**Requirement:**
Retype every line of the records below without changing anything, and leave the pictures out.

**Supplied entries:**
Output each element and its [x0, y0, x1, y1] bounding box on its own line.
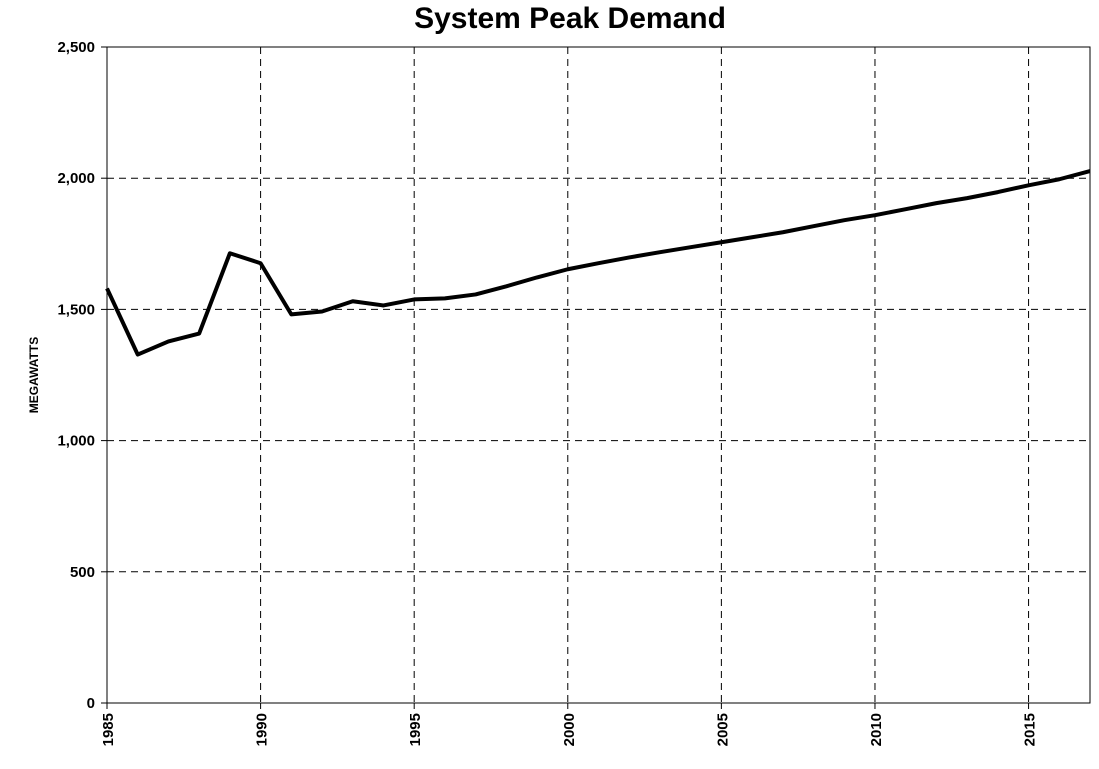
- y-tick-label: 2,000: [57, 170, 95, 187]
- y-axis-label: MEGAWATTS: [27, 337, 41, 413]
- y-tick-label: 0: [87, 695, 95, 712]
- x-tick-label: 1985: [100, 713, 117, 746]
- x-tick-label: 1995: [407, 713, 424, 746]
- y-tick-label: 2,500: [57, 39, 95, 56]
- y-tick-label: 500: [70, 564, 95, 581]
- y-tick-label: 1,500: [57, 301, 95, 318]
- y-tick-label: 1,000: [57, 433, 95, 450]
- x-tick-label: 2005: [714, 713, 731, 746]
- data-line: [105, 169, 1091, 357]
- chart-title: System Peak Demand: [414, 2, 726, 35]
- x-tick-label: 2015: [1022, 713, 1039, 746]
- x-tick-label: 2000: [561, 713, 578, 746]
- x-tick-label: 2010: [868, 713, 885, 746]
- x-tick-label: 1990: [254, 713, 271, 746]
- plot-frame: [106, 46, 1091, 704]
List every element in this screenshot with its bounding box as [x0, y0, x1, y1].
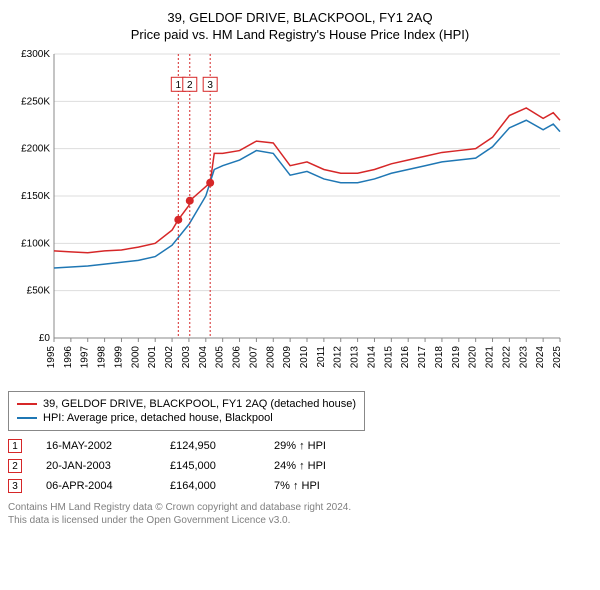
svg-text:£300K: £300K: [21, 50, 50, 60]
legend-swatch: [17, 403, 37, 405]
event-marker: 3: [8, 479, 22, 493]
svg-text:2007: 2007: [248, 346, 259, 369]
price-chart: £0 £50K £100K £150K £200K £250K £300K 1995 1996 1…: [8, 50, 592, 385]
event-delta: 29% ↑ HPI: [274, 440, 354, 452]
svg-text:2018: 2018: [434, 346, 445, 369]
legend-item: 39, GELDOF DRIVE, BLACKPOOL, FY1 2AQ (de…: [17, 398, 356, 410]
svg-text:£50K: £50K: [27, 286, 51, 297]
svg-text:2009: 2009: [282, 346, 293, 369]
sale-events-table: 1 16-MAY-2002 £124,950 29% ↑ HPI 2 20-JAN-200…: [8, 439, 592, 493]
svg-text:2017: 2017: [417, 346, 428, 369]
svg-text:2025: 2025: [552, 346, 563, 369]
svg-text:1: 1: [176, 80, 182, 91]
svg-text:2021: 2021: [485, 346, 496, 369]
event-price: £145,000: [170, 460, 250, 472]
svg-text:2016: 2016: [400, 346, 411, 369]
svg-text:2011: 2011: [316, 346, 327, 368]
sale-event-row: 1 16-MAY-2002 £124,950 29% ↑ HPI: [8, 439, 592, 453]
event-date: 20-JAN-2003: [46, 460, 146, 472]
legend-label: HPI: Average price, detached house, Blac…: [43, 412, 273, 424]
svg-text:2012: 2012: [333, 346, 344, 369]
chart-legend: 39, GELDOF DRIVE, BLACKPOOL, FY1 2AQ (de…: [8, 391, 365, 431]
svg-text:2001: 2001: [147, 346, 158, 369]
svg-text:2023: 2023: [518, 346, 529, 369]
svg-text:2005: 2005: [215, 346, 226, 369]
event-delta: 24% ↑ HPI: [274, 460, 354, 472]
svg-text:2002: 2002: [164, 346, 175, 369]
footnote-line: This data is licensed under the Open Gov…: [8, 514, 592, 527]
svg-text:1997: 1997: [80, 346, 91, 369]
svg-text:2014: 2014: [366, 346, 377, 369]
svg-text:2008: 2008: [265, 346, 276, 369]
svg-text:2: 2: [187, 80, 193, 91]
sale-event-row: 2 20-JAN-2003 £145,000 24% ↑ HPI: [8, 459, 592, 473]
legend-label: 39, GELDOF DRIVE, BLACKPOOL, FY1 2AQ (de…: [43, 398, 356, 410]
legend-swatch: [17, 417, 37, 419]
page-subtitle: Price paid vs. HM Land Registry's House …: [8, 27, 592, 42]
svg-text:£250K: £250K: [21, 96, 50, 107]
svg-text:2004: 2004: [198, 346, 209, 369]
svg-text:£150K: £150K: [21, 191, 50, 202]
svg-text:1998: 1998: [97, 346, 108, 369]
svg-text:2020: 2020: [468, 346, 479, 369]
svg-text:2013: 2013: [350, 346, 361, 369]
footnote-line: Contains HM Land Registry data © Crown c…: [8, 501, 592, 514]
svg-text:2024: 2024: [535, 346, 546, 369]
svg-text:2015: 2015: [383, 346, 394, 369]
event-date: 06-APR-2004: [46, 480, 146, 492]
svg-text:2003: 2003: [181, 346, 192, 369]
sale-event-row: 3 06-APR-2004 £164,000 7% ↑ HPI: [8, 479, 592, 493]
svg-text:2019: 2019: [451, 346, 462, 369]
legend-item: HPI: Average price, detached house, Blac…: [17, 412, 356, 424]
event-price: £164,000: [170, 480, 250, 492]
svg-text:1999: 1999: [113, 346, 124, 369]
svg-text:2006: 2006: [232, 346, 243, 369]
svg-text:£0: £0: [39, 333, 51, 344]
footnote: Contains HM Land Registry data © Crown c…: [8, 501, 592, 527]
svg-text:2000: 2000: [130, 346, 141, 369]
page-title: 39, GELDOF DRIVE, BLACKPOOL, FY1 2AQ: [8, 10, 592, 25]
event-delta: 7% ↑ HPI: [274, 480, 354, 492]
event-date: 16-MAY-2002: [46, 440, 146, 452]
svg-text:3: 3: [207, 80, 213, 91]
svg-text:£200K: £200K: [21, 144, 50, 155]
svg-text:2022: 2022: [501, 346, 512, 369]
event-marker: 1: [8, 439, 22, 453]
event-price: £124,950: [170, 440, 250, 452]
svg-text:1995: 1995: [46, 346, 57, 369]
svg-text:1996: 1996: [63, 346, 74, 369]
event-marker: 2: [8, 459, 22, 473]
svg-text:2010: 2010: [299, 346, 310, 369]
svg-text:£100K: £100K: [21, 238, 50, 249]
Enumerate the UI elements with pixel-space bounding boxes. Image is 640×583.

**Full solution:**
Output each element and its [x0, y0, x1, y1] bounding box on its own line.
- y-tick-label: 2,000: [57, 170, 95, 187]
- y-axis-label: MEGAWATTS: [27, 337, 41, 413]
- y-tick-label: 0: [87, 695, 95, 712]
- x-tick-label: 1985: [100, 713, 117, 746]
- x-tick-label: 1995: [407, 713, 424, 746]
- y-tick-label: 2,500: [57, 39, 95, 56]
- y-tick-label: 500: [70, 564, 95, 581]
- y-tick-label: 1,500: [57, 301, 95, 318]
- y-tick-label: 1,000: [57, 433, 95, 450]
- x-tick-label: 2005: [714, 713, 731, 746]
- data-line: [105, 169, 1091, 357]
- chart-title: System Peak Demand: [414, 2, 726, 35]
- x-tick-label: 2015: [1022, 713, 1039, 746]
- x-tick-label: 2000: [561, 713, 578, 746]
- x-tick-label: 2010: [868, 713, 885, 746]
- x-tick-label: 1990: [254, 713, 271, 746]
- plot-frame: [106, 46, 1091, 704]
List every element in this screenshot with its bounding box as [x0, y0, x1, y1].
svg-text:£300K: £300K: [21, 50, 50, 60]
legend-swatch: [17, 403, 37, 405]
event-marker: 3: [8, 479, 22, 493]
svg-text:2007: 2007: [248, 346, 259, 369]
price-chart: £0 £50K £100K £150K £200K £250K £300K 1995 1996 1…: [8, 50, 592, 385]
event-delta: 29% ↑ HPI: [274, 440, 354, 452]
svg-text:2018: 2018: [434, 346, 445, 369]
legend-item: 39, GELDOF DRIVE, BLACKPOOL, FY1 2AQ (de…: [17, 398, 356, 410]
svg-text:£50K: £50K: [27, 286, 51, 297]
svg-text:2009: 2009: [282, 346, 293, 369]
sale-events-table: 1 16-MAY-2002 £124,950 29% ↑ HPI 2 20-JAN-200…: [8, 439, 592, 493]
svg-text:2017: 2017: [417, 346, 428, 369]
svg-text:2025: 2025: [552, 346, 563, 369]
svg-text:1: 1: [176, 80, 182, 91]
svg-text:2021: 2021: [485, 346, 496, 369]
event-price: £145,000: [170, 460, 250, 472]
svg-text:2016: 2016: [400, 346, 411, 369]
svg-text:2011: 2011: [316, 346, 327, 368]
sale-event-row: 1 16-MAY-2002 £124,950 29% ↑ HPI: [8, 439, 592, 453]
event-date: 20-JAN-2003: [46, 460, 146, 472]
legend-label: HPI: Average price, detached house, Blac…: [43, 412, 273, 424]
svg-text:2012: 2012: [333, 346, 344, 369]
chart-legend: 39, GELDOF DRIVE, BLACKPOOL, FY1 2AQ (de…: [8, 391, 365, 431]
svg-text:2001: 2001: [147, 346, 158, 369]
svg-text:2023: 2023: [518, 346, 529, 369]
svg-text:2005: 2005: [215, 346, 226, 369]
event-delta: 24% ↑ HPI: [274, 460, 354, 472]
svg-text:2002: 2002: [164, 346, 175, 369]
footnote-line: This data is licensed under the Open Gov…: [8, 514, 592, 527]
svg-text:1997: 1997: [80, 346, 91, 369]
svg-text:2014: 2014: [366, 346, 377, 369]
svg-text:2008: 2008: [265, 346, 276, 369]
svg-text:2: 2: [187, 80, 193, 91]
sale-event-row: 2 20-JAN-2003 £145,000 24% ↑ HPI: [8, 459, 592, 473]
legend-label: 39, GELDOF DRIVE, BLACKPOOL, FY1 2AQ (de…: [43, 398, 356, 410]
legend-swatch: [17, 417, 37, 419]
page-subtitle: Price paid vs. HM Land Registry's House …: [8, 27, 592, 42]
svg-text:£250K: £250K: [21, 96, 50, 107]
svg-text:2004: 2004: [198, 346, 209, 369]
svg-text:£150K: £150K: [21, 191, 50, 202]
svg-text:1998: 1998: [97, 346, 108, 369]
svg-text:2020: 2020: [468, 346, 479, 369]
svg-text:2013: 2013: [350, 346, 361, 369]
footnote-line: Contains HM Land Registry data © Crown c…: [8, 501, 592, 514]
svg-text:2024: 2024: [535, 346, 546, 369]
svg-text:2015: 2015: [383, 346, 394, 369]
event-date: 06-APR-2004: [46, 480, 146, 492]
svg-text:2003: 2003: [181, 346, 192, 369]
sale-event-row: 3 06-APR-2004 £164,000 7% ↑ HPI: [8, 479, 592, 493]
svg-text:2019: 2019: [451, 346, 462, 369]
legend-item: HPI: Average price, detached house, Blac…: [17, 412, 356, 424]
event-price: £164,000: [170, 480, 250, 492]
svg-text:1999: 1999: [113, 346, 124, 369]
svg-text:2006: 2006: [232, 346, 243, 369]
svg-text:£0: £0: [39, 333, 51, 344]
footnote: Contains HM Land Registry data © Crown c…: [8, 501, 592, 527]
svg-text:2000: 2000: [130, 346, 141, 369]
page-title: 39, GELDOF DRIVE, BLACKPOOL, FY1 2AQ: [8, 10, 592, 25]
event-delta: 7% ↑ HPI: [274, 480, 354, 492]
event-date: 16-MAY-2002: [46, 440, 146, 452]
svg-text:3: 3: [207, 80, 213, 91]
svg-text:£200K: £200K: [21, 144, 50, 155]
svg-text:2022: 2022: [501, 346, 512, 369]
event-marker: 1: [8, 439, 22, 453]
event-price: £124,950: [170, 440, 250, 452]
svg-text:1995: 1995: [46, 346, 57, 369]
svg-text:1996: 1996: [63, 346, 74, 369]
event-marker: 2: [8, 459, 22, 473]
svg-text:2010: 2010: [299, 346, 310, 369]
svg-text:£100K: £100K: [21, 238, 50, 249]
Enumerate the UI elements with pixel-space bounding boxes. Image is 640×583.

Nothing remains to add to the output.